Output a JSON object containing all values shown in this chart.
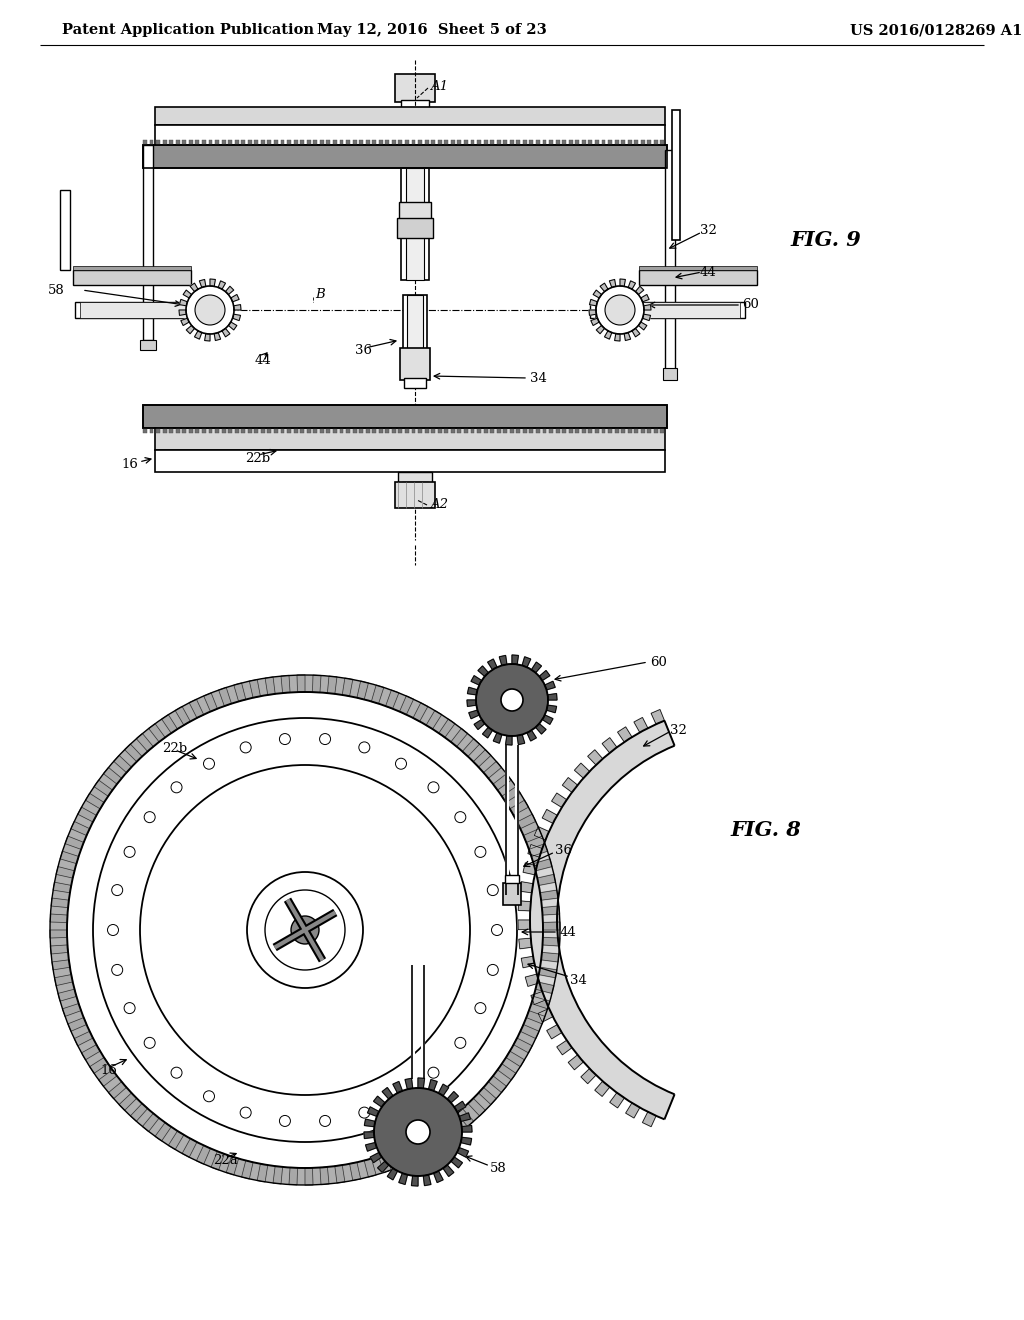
{
  "background_color": "#ffffff",
  "line_color": "#000000",
  "header_left": "Patent Application Publication",
  "header_mid": "May 12, 2016  Sheet 5 of 23",
  "header_right": "US 2016/0128269 A1",
  "fig9_label": "FIG. 9",
  "fig8_label": "FIG. 8",
  "header_fontsize": 10.5,
  "label_fontsize": 9.5,
  "fig_label_fontsize": 15
}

### WHAT YOU HAVE TO DO
Set each line of the records down exactly, leaving every picture out.

### FINAL RESULT
Output a JSON object containing all values shown in this chart.
{
  "background_color": "#ffffff",
  "line_color": "#000000",
  "header_left": "Patent Application Publication",
  "header_mid": "May 12, 2016  Sheet 5 of 23",
  "header_right": "US 2016/0128269 A1",
  "fig9_label": "FIG. 9",
  "fig8_label": "FIG. 8",
  "header_fontsize": 10.5,
  "label_fontsize": 9.5,
  "fig_label_fontsize": 15
}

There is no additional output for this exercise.